— OBJECTIVE —
Narrow the data below down to the lines containing "ylabel".

— DATA PROVIDED —
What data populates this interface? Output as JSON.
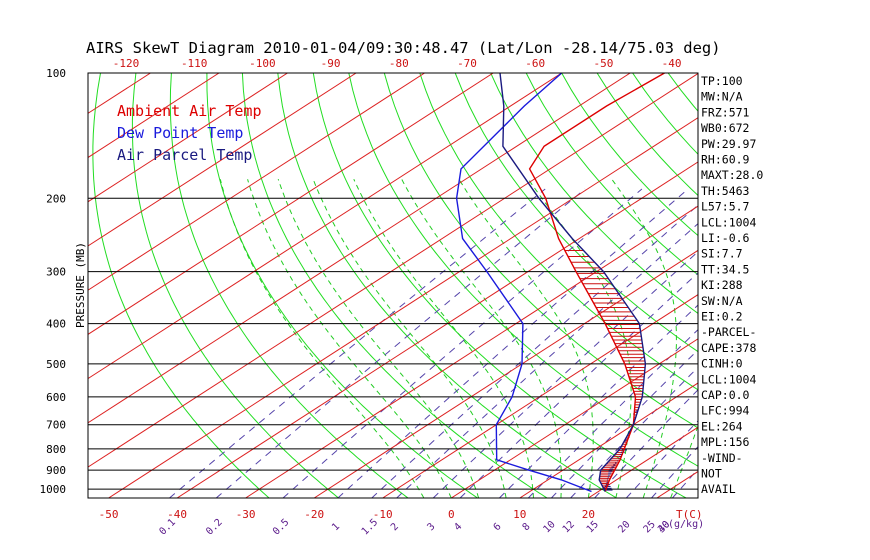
{
  "chart_data": {
    "type": "line",
    "title": "AIRS SkewT Diagram 2010-01-04/09:30:48.47 (Lat/Lon -28.14/75.03 deg)",
    "ylabel": "PRESSURE (MB)",
    "xunit": "T(C)",
    "mixing_unit": "(g/kg)",
    "y_scale": "log",
    "ylim": [
      1050,
      100
    ],
    "xlim_bottom": [
      -53,
      36
    ],
    "pressure_ticks": [
      100,
      200,
      300,
      400,
      500,
      600,
      700,
      800,
      900,
      1000
    ],
    "bottom_temp_ticks": [
      -50,
      -40,
      -30,
      -20,
      -10,
      0,
      10,
      20
    ],
    "top_temp_ticks": [
      -120,
      -110,
      -100,
      -90,
      -80,
      -70,
      -60,
      -50,
      -40
    ],
    "mixing_ratio_labels": [
      "0.1",
      "0.2",
      "0.5",
      "1",
      "1.5",
      "2",
      "3",
      "4",
      "6",
      "8",
      "10",
      "12",
      "15",
      "20",
      "25",
      "30",
      "40"
    ],
    "legend": [
      "Ambient Air Temp",
      "Dew Point Temp",
      "Air Parcel Temp"
    ],
    "legend_placement": "top-left",
    "colors": {
      "ambient": "#dd0000",
      "dewpoint": "#1a1adc",
      "parcel": "#1a1a80",
      "dry_adiabat": "#22dd22",
      "isotherm": "#dd2222",
      "moist_adiabat": "#22cc22",
      "mixing_ratio": "#5544aa",
      "cape_hatch": "#cc1111",
      "axis": "#000000",
      "tick_label": "#cc1111",
      "mixing_label": "#5a1a8a"
    },
    "series": [
      {
        "name": "Ambient Air Temp",
        "points": [
          [
            1013,
            21.0
          ],
          [
            950,
            19.0
          ],
          [
            850,
            16.0
          ],
          [
            700,
            10.0
          ],
          [
            600,
            4.0
          ],
          [
            500,
            -5.0
          ],
          [
            400,
            -17.0
          ],
          [
            300,
            -33.0
          ],
          [
            250,
            -43.0
          ],
          [
            200,
            -54.0
          ],
          [
            170,
            -63.0
          ],
          [
            150,
            -66.0
          ],
          [
            120,
            -66.0
          ],
          [
            100,
            -65.0
          ]
        ]
      },
      {
        "name": "Dew Point Temp",
        "points": [
          [
            1013,
            19.0
          ],
          [
            950,
            12.0
          ],
          [
            900,
            5.0
          ],
          [
            850,
            -2.0
          ],
          [
            700,
            -10.0
          ],
          [
            600,
            -14.0
          ],
          [
            500,
            -20.0
          ],
          [
            400,
            -29.0
          ],
          [
            300,
            -46.0
          ],
          [
            250,
            -57.0
          ],
          [
            200,
            -67.0
          ],
          [
            170,
            -73.0
          ],
          [
            120,
            -78.0
          ],
          [
            100,
            -80.0
          ]
        ]
      },
      {
        "name": "Air Parcel Temp",
        "points": [
          [
            1013,
            21.0
          ],
          [
            950,
            17.5
          ],
          [
            900,
            15.5
          ],
          [
            800,
            13.5
          ],
          [
            700,
            10.0
          ],
          [
            600,
            5.0
          ],
          [
            500,
            -2.0
          ],
          [
            400,
            -12.0
          ],
          [
            300,
            -29.0
          ],
          [
            250,
            -41.0
          ],
          [
            200,
            -55.0
          ],
          [
            150,
            -72.0
          ],
          [
            120,
            -81.0
          ],
          [
            100,
            -89.0
          ]
        ]
      }
    ],
    "indices": [
      "TP:100",
      "MW:N/A",
      "FRZ:571",
      "WB0:672",
      "PW:29.97",
      "RH:60.9",
      "MAXT:28.0",
      "TH:5463",
      "L57:5.7",
      "LCL:1004",
      "LI:-0.6",
      "SI:7.7",
      "TT:34.5",
      "KI:288",
      "SW:N/A",
      "EI:0.2",
      "-PARCEL-",
      "CAPE:378",
      "CINH:0",
      "LCL:1004",
      "CAP:0.0",
      "LFC:994",
      "EL:264",
      "MPL:156",
      "-WIND-",
      "NOT",
      "AVAIL"
    ]
  }
}
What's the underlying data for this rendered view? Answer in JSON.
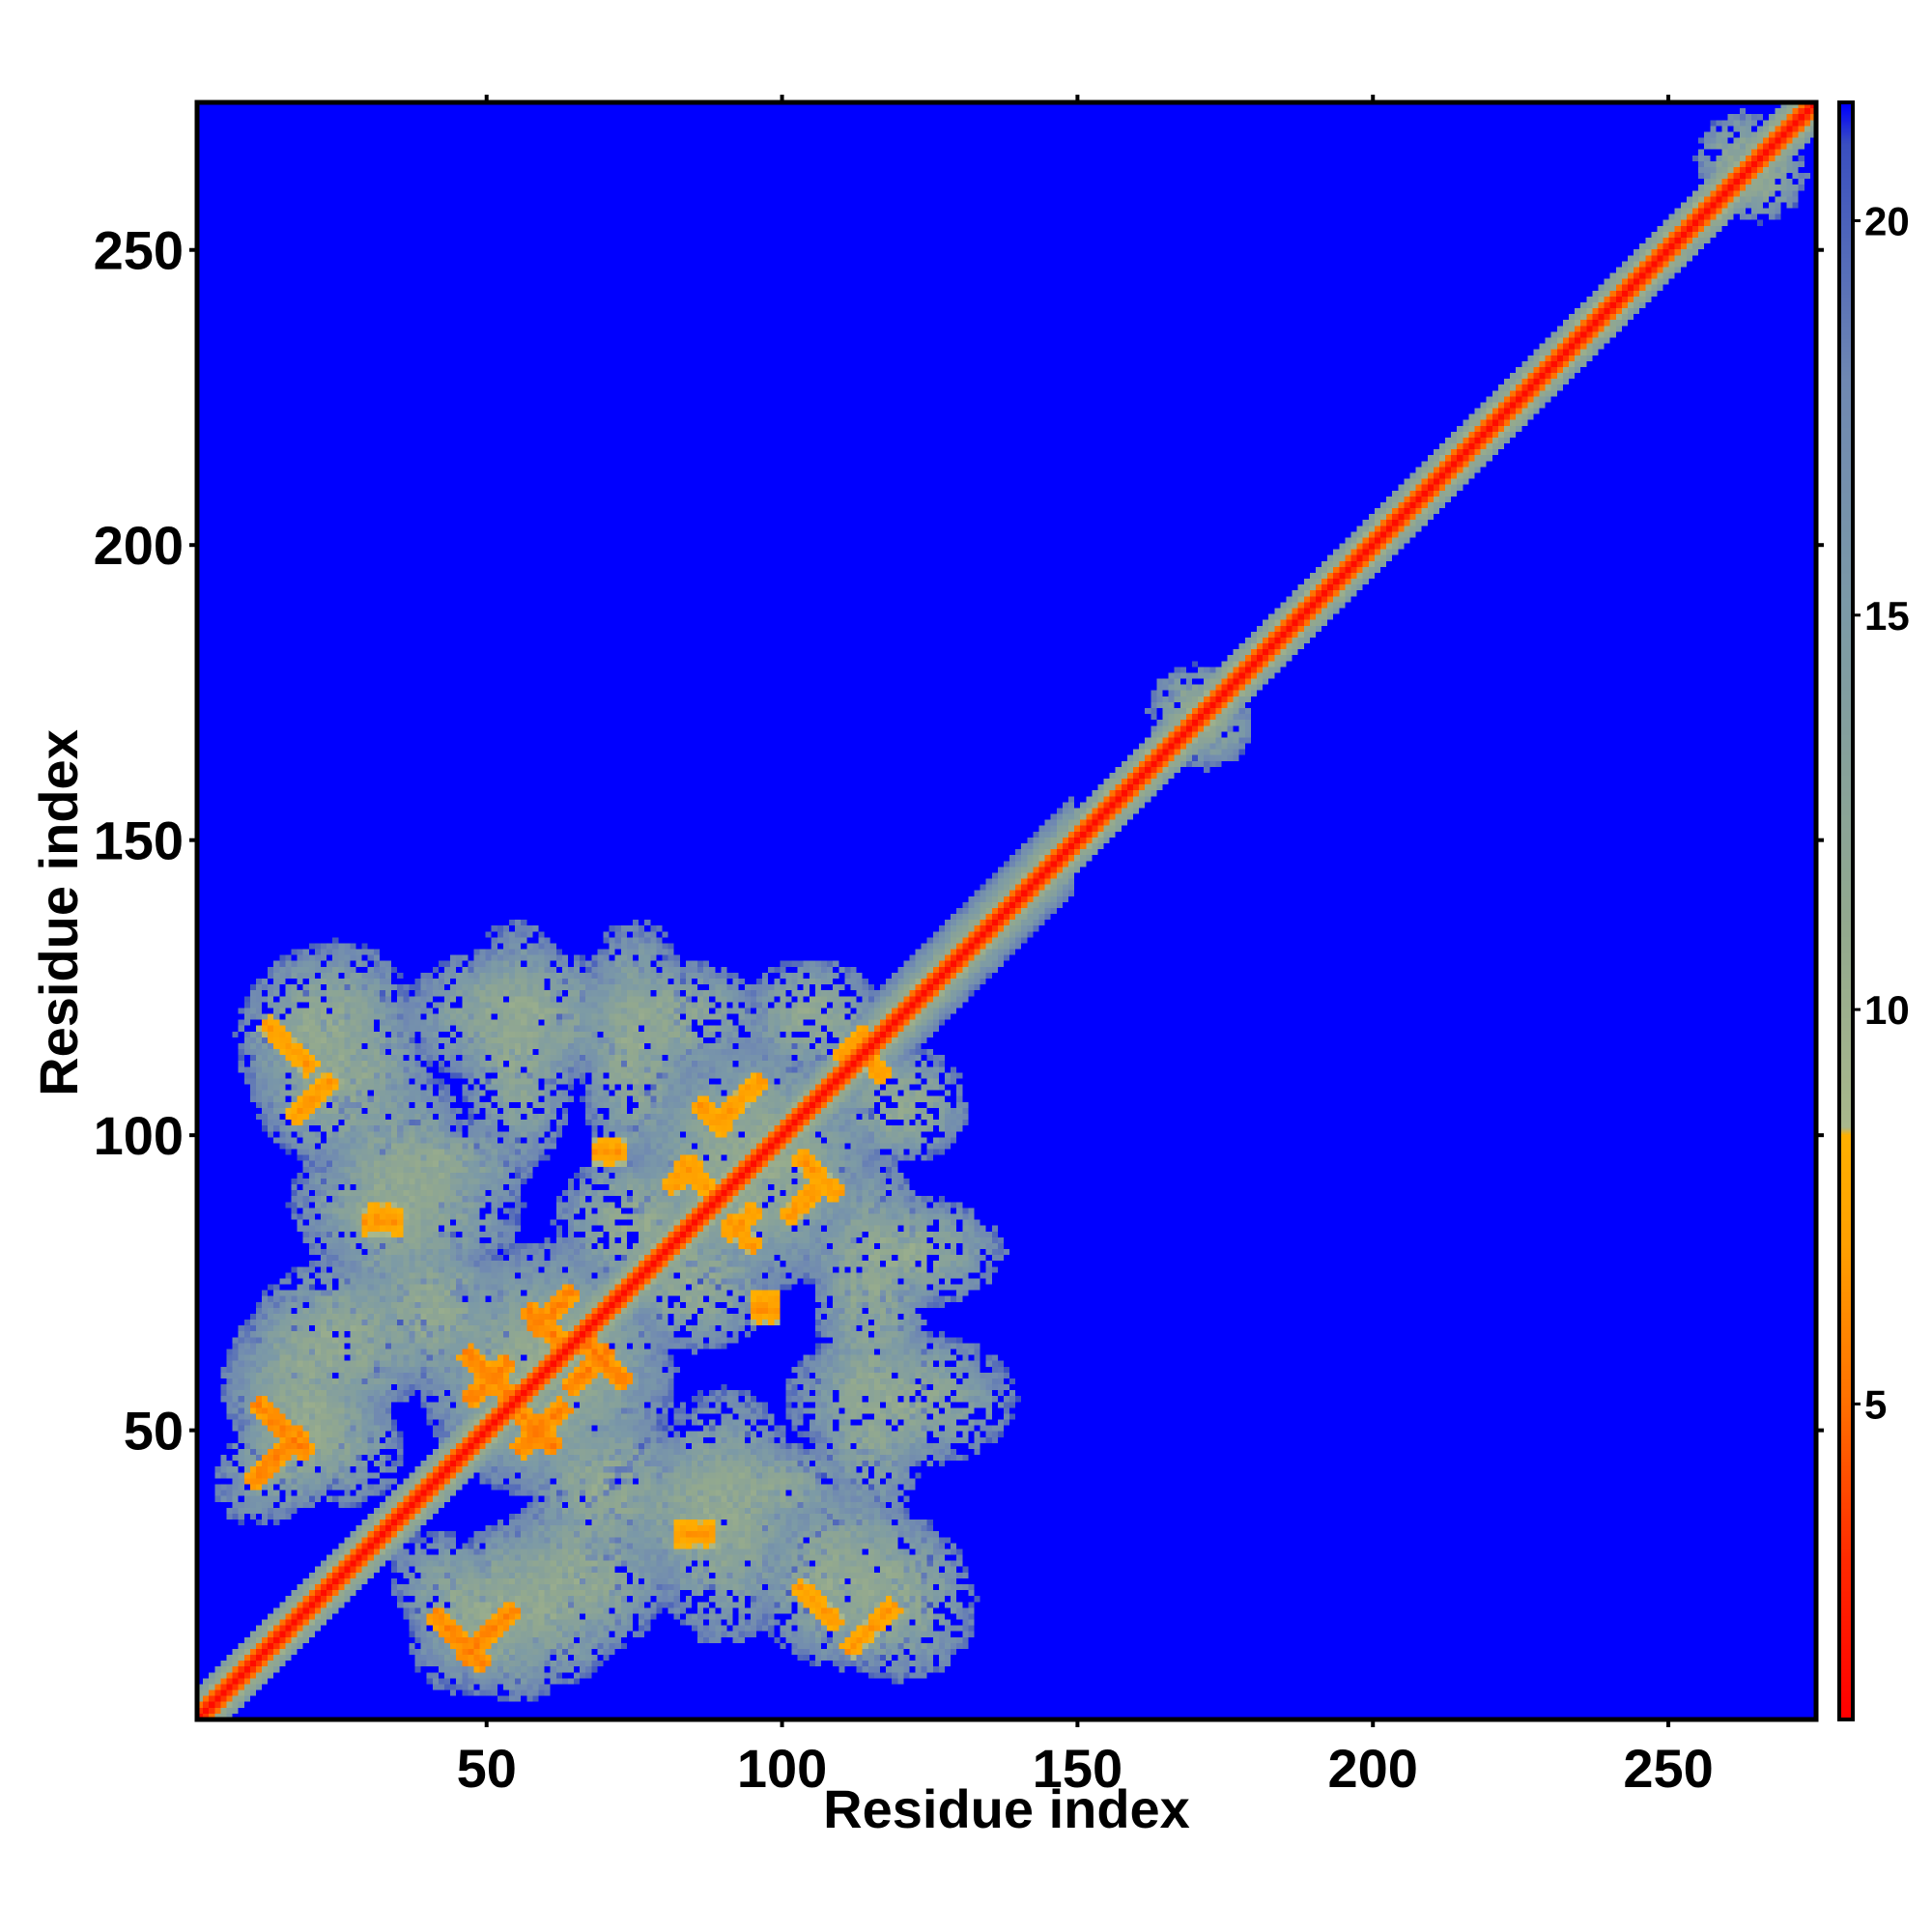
{
  "chart_data": {
    "type": "heatmap",
    "title": "",
    "xlabel": "Residue index",
    "ylabel": "Residue index",
    "n_residues": 275,
    "xlim": [
      1,
      275
    ],
    "ylim": [
      1,
      275
    ],
    "xticks": [
      50,
      100,
      150,
      200,
      250
    ],
    "yticks": [
      50,
      100,
      150,
      200,
      250
    ],
    "colorbar": {
      "range": [
        1,
        21.5
      ],
      "ticks": [
        5,
        10,
        15,
        20
      ],
      "stops": [
        {
          "value": 1,
          "color": "#ff0000"
        },
        {
          "value": 3,
          "color": "#ff2a00"
        },
        {
          "value": 5,
          "color": "#ff7000"
        },
        {
          "value": 7,
          "color": "#ffa000"
        },
        {
          "value": 8.4,
          "color": "#ffb000"
        },
        {
          "value": 8.5,
          "color": "#a9b88c"
        },
        {
          "value": 11,
          "color": "#93a98e"
        },
        {
          "value": 15,
          "color": "#7c9aa6"
        },
        {
          "value": 18,
          "color": "#6f88b2"
        },
        {
          "value": 21,
          "color": "#3a4fc0"
        },
        {
          "value": 21.5,
          "color": "#0000ff"
        }
      ]
    },
    "background_value": 21.5,
    "diagonal_band": {
      "from": 1,
      "to": 275,
      "center_value": 1.5,
      "contact_halfwidth": 2.5,
      "halo_halfwidth": 5
    },
    "contact_blobs": [
      {
        "x": 16,
        "y": 115,
        "angle": -45,
        "length": 12,
        "width": 3,
        "value": 6
      },
      {
        "x": 15,
        "y": 50,
        "angle": -45,
        "length": 14,
        "width": 3,
        "value": 5
      },
      {
        "x": 45,
        "y": 14,
        "angle": -45,
        "length": 14,
        "width": 3,
        "value": 5
      },
      {
        "x": 32,
        "y": 85,
        "angle": 0,
        "length": 6,
        "width": 4,
        "value": 6
      },
      {
        "x": 60,
        "y": 67,
        "angle": -45,
        "length": 10,
        "width": 3,
        "value": 5
      },
      {
        "x": 50,
        "y": 59,
        "angle": -45,
        "length": 12,
        "width": 3,
        "value": 5
      },
      {
        "x": 70,
        "y": 61,
        "angle": -45,
        "length": 10,
        "width": 3,
        "value": 5
      },
      {
        "x": 58,
        "y": 50,
        "angle": -45,
        "length": 10,
        "width": 3,
        "value": 5
      },
      {
        "x": 88,
        "y": 103,
        "angle": -45,
        "length": 8,
        "width": 3,
        "value": 6
      },
      {
        "x": 106,
        "y": 93,
        "angle": -45,
        "length": 10,
        "width": 3,
        "value": 6
      },
      {
        "x": 85,
        "y": 93,
        "angle": -45,
        "length": 8,
        "width": 3,
        "value": 6
      },
      {
        "x": 93,
        "y": 83,
        "angle": -45,
        "length": 8,
        "width": 3,
        "value": 6
      },
      {
        "x": 70,
        "y": 97,
        "angle": 0,
        "length": 4,
        "width": 4,
        "value": 6
      },
      {
        "x": 97,
        "y": 71,
        "angle": 0,
        "length": 4,
        "width": 4,
        "value": 6
      },
      {
        "x": 86,
        "y": 32,
        "angle": 0,
        "length": 4,
        "width": 4,
        "value": 6
      },
      {
        "x": 106,
        "y": 20,
        "angle": -45,
        "length": 10,
        "width": 3,
        "value": 6
      },
      {
        "x": 115,
        "y": 112,
        "angle": -45,
        "length": 8,
        "width": 3,
        "value": 6
      }
    ],
    "halo_regions": [
      {
        "x": 22,
        "y": 118,
        "rx": 14,
        "ry": 16,
        "angle": -45
      },
      {
        "x": 20,
        "y": 52,
        "rx": 18,
        "ry": 12,
        "angle": -45
      },
      {
        "x": 48,
        "y": 18,
        "rx": 18,
        "ry": 10,
        "angle": -45
      },
      {
        "x": 36,
        "y": 88,
        "rx": 20,
        "ry": 14,
        "angle": 0
      },
      {
        "x": 55,
        "y": 115,
        "rx": 10,
        "ry": 22,
        "angle": 0
      },
      {
        "x": 75,
        "y": 115,
        "rx": 10,
        "ry": 22,
        "angle": 0
      },
      {
        "x": 25,
        "y": 65,
        "rx": 16,
        "ry": 14,
        "angle": 0
      },
      {
        "x": 60,
        "y": 60,
        "rx": 22,
        "ry": 22,
        "angle": 0
      },
      {
        "x": 95,
        "y": 95,
        "rx": 22,
        "ry": 22,
        "angle": 0
      },
      {
        "x": 120,
        "y": 80,
        "rx": 18,
        "ry": 10,
        "angle": 0
      },
      {
        "x": 120,
        "y": 55,
        "rx": 20,
        "ry": 12,
        "angle": 0
      },
      {
        "x": 90,
        "y": 35,
        "rx": 14,
        "ry": 22,
        "angle": 0
      },
      {
        "x": 110,
        "y": 25,
        "rx": 16,
        "ry": 16,
        "angle": -45
      },
      {
        "x": 60,
        "y": 20,
        "rx": 14,
        "ry": 14,
        "angle": 0
      },
      {
        "x": 120,
        "y": 105,
        "rx": 12,
        "ry": 10,
        "angle": 0
      },
      {
        "x": 85,
        "y": 75,
        "rx": 14,
        "ry": 12,
        "angle": 0
      },
      {
        "x": 40,
        "y": 95,
        "rx": 18,
        "ry": 8,
        "angle": 0
      },
      {
        "x": 70,
        "y": 40,
        "rx": 14,
        "ry": 14,
        "angle": 0
      },
      {
        "x": 170,
        "y": 172,
        "rx": 8,
        "ry": 8,
        "angle": 0
      },
      {
        "x": 263,
        "y": 266,
        "rx": 8,
        "ry": 8,
        "angle": 0
      }
    ]
  }
}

— COMPLETED TASK —
    "ylabel": "PRESSURE (MB)",
    "ylabel": "Residue index",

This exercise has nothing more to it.